### Supplied data
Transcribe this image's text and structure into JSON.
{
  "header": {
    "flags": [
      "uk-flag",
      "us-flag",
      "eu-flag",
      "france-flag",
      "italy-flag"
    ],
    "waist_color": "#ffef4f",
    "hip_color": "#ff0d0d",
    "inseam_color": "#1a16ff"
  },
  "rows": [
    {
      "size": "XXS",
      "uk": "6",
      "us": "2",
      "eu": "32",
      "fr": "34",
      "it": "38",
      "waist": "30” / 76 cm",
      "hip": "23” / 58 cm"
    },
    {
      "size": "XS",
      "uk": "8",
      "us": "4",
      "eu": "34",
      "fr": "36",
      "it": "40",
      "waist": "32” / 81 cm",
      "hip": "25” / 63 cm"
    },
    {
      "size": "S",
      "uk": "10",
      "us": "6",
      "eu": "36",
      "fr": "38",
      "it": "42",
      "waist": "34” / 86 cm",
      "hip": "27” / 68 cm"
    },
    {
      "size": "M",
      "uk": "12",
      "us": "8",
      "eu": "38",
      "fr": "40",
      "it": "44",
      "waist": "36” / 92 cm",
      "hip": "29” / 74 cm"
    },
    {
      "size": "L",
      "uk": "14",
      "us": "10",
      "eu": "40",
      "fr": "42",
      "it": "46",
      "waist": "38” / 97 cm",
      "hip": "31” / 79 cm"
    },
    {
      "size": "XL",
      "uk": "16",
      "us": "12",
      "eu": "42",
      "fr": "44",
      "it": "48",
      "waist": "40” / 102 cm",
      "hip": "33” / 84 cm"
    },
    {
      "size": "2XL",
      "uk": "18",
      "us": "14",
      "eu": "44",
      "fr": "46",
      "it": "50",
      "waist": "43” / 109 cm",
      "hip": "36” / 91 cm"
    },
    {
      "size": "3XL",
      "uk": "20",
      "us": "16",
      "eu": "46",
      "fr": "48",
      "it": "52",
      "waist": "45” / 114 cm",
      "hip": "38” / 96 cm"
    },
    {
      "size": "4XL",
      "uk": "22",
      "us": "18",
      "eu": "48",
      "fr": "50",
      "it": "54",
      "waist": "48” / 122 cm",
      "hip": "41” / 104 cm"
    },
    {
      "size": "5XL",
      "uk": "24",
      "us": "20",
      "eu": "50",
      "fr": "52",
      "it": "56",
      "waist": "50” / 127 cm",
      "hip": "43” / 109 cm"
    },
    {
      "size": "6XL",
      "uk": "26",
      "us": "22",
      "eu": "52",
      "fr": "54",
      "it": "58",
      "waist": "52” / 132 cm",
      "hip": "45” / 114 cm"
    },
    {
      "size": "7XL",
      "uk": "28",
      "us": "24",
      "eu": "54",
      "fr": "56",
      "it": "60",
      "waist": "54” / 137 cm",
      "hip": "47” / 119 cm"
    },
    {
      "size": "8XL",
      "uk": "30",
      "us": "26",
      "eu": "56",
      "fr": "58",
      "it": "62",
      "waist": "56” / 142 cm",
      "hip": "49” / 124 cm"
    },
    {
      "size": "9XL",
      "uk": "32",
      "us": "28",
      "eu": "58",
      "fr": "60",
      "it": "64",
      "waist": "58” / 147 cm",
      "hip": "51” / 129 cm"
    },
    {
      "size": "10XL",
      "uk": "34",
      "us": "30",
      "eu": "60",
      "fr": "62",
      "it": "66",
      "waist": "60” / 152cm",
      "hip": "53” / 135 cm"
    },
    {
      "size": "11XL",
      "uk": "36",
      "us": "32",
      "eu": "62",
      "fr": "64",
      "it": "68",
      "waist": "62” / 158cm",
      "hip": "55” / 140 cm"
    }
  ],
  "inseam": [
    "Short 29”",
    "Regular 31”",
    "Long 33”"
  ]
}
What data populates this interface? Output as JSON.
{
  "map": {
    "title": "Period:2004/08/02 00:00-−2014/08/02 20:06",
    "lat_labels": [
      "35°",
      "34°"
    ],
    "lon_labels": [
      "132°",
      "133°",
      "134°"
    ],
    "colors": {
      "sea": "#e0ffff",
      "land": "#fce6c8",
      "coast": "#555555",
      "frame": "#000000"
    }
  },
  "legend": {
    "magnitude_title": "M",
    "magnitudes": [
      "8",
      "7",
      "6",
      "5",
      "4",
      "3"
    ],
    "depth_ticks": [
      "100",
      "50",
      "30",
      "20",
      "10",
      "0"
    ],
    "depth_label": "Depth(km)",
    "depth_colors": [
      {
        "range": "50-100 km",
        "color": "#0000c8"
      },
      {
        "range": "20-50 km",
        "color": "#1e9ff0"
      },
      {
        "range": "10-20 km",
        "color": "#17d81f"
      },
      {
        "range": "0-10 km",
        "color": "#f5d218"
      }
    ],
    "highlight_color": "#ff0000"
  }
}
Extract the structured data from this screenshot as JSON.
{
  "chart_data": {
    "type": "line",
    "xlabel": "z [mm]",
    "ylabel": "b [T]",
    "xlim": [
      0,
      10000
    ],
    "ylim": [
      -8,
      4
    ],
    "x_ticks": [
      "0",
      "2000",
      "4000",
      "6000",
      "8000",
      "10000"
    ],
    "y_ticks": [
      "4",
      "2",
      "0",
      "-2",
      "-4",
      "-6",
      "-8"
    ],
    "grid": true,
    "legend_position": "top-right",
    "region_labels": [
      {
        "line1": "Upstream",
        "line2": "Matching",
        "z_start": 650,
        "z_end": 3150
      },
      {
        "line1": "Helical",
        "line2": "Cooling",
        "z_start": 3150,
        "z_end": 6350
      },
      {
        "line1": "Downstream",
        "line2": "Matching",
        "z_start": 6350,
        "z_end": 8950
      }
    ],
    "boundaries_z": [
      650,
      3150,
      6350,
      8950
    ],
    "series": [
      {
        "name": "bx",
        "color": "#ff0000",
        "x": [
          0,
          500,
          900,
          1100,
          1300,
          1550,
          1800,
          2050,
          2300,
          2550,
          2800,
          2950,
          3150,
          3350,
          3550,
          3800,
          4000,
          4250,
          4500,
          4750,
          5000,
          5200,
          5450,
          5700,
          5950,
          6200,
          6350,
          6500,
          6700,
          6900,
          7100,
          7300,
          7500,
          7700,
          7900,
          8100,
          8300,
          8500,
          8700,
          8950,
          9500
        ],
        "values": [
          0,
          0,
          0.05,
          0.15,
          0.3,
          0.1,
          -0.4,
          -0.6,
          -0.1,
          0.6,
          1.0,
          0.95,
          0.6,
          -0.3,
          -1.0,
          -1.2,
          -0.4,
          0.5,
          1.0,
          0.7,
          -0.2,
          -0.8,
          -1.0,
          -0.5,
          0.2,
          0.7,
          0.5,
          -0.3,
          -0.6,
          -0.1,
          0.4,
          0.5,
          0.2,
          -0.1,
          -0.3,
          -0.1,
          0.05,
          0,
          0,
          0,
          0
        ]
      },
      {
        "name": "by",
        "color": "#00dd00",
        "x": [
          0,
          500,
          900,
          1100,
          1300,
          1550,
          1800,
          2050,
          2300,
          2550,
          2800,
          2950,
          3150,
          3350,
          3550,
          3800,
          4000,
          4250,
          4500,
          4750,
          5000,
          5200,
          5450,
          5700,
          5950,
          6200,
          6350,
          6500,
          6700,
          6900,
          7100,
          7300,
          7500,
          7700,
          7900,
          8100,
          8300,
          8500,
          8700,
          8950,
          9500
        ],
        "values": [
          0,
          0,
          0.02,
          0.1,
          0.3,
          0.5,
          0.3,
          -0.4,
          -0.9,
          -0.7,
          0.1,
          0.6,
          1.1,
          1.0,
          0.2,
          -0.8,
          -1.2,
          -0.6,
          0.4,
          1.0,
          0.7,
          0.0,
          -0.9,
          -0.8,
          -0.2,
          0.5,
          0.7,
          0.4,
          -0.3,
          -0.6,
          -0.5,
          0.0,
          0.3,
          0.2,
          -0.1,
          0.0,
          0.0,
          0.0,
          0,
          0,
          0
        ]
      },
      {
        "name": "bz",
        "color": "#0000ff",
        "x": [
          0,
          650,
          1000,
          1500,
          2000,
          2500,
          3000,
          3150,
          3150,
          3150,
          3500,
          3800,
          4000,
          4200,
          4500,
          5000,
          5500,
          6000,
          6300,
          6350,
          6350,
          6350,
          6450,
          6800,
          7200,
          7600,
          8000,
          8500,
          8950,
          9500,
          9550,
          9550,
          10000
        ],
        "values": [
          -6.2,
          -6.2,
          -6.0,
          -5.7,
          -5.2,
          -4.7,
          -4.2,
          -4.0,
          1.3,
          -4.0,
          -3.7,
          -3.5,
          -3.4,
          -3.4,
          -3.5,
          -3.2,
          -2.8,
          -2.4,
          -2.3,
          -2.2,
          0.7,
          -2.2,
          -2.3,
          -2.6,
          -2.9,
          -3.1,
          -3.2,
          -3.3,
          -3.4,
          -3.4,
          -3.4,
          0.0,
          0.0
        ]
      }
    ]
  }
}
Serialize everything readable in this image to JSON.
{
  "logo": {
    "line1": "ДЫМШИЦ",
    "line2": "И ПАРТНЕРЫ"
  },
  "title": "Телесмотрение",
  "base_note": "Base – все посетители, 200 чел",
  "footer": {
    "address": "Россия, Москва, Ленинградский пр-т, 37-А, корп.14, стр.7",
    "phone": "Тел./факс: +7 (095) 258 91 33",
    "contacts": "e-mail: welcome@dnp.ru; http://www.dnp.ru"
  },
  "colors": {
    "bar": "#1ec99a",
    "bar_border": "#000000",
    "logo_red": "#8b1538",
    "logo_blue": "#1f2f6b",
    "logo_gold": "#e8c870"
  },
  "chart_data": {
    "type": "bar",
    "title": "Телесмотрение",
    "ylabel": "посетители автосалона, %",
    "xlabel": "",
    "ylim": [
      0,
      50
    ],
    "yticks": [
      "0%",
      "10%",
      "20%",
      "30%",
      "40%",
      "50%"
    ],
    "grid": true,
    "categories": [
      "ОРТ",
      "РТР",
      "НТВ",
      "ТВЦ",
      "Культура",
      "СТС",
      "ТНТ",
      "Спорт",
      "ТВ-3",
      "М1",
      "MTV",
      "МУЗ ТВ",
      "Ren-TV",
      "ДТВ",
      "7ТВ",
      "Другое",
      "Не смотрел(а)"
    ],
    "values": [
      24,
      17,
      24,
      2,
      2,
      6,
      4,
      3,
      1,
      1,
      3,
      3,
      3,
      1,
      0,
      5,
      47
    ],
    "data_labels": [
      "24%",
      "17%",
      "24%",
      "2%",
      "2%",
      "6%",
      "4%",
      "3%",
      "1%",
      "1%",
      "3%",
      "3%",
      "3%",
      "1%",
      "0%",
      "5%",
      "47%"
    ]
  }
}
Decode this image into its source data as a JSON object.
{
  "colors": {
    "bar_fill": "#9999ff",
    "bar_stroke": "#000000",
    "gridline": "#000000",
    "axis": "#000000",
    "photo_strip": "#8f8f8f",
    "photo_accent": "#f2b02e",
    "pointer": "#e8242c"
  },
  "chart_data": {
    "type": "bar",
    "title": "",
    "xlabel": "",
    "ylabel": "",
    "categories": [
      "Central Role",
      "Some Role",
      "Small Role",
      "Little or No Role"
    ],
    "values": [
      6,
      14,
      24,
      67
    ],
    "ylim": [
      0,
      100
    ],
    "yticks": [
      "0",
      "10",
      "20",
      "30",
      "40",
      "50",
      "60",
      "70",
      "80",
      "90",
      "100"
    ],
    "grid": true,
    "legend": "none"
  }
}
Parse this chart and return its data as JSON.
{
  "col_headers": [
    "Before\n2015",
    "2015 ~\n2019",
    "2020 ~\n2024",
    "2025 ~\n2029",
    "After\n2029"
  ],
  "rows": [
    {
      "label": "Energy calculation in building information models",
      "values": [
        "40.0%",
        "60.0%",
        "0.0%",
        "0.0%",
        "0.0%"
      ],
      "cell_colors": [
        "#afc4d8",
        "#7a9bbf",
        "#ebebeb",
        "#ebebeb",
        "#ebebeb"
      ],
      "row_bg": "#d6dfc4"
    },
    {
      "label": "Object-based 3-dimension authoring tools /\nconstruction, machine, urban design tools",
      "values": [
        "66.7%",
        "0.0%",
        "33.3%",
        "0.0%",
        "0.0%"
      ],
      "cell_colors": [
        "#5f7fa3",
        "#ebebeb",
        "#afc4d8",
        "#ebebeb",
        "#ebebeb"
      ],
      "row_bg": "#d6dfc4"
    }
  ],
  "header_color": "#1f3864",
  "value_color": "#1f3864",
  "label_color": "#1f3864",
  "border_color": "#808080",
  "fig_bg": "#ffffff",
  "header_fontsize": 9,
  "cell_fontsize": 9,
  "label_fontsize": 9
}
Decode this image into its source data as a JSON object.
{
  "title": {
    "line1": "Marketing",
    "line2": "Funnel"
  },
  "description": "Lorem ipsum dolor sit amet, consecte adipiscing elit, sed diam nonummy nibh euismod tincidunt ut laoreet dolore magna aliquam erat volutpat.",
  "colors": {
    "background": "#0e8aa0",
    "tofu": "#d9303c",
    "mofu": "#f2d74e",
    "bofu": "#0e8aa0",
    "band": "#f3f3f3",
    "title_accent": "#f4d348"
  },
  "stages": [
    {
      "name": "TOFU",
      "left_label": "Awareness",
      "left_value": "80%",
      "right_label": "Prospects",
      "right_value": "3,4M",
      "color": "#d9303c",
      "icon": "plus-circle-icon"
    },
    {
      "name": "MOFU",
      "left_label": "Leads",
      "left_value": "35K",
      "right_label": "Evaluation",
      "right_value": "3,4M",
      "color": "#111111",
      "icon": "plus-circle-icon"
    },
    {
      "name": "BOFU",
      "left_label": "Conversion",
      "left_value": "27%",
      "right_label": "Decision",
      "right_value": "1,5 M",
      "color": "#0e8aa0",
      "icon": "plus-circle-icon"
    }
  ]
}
######
**Work to complete**
Go through the material above and copy each line that has the word "range".

**Completed exercise**
        "range": "50-100 km",
        "range": "20-50 km",
        "range": "10-20 km",
        "range": "0-10 km",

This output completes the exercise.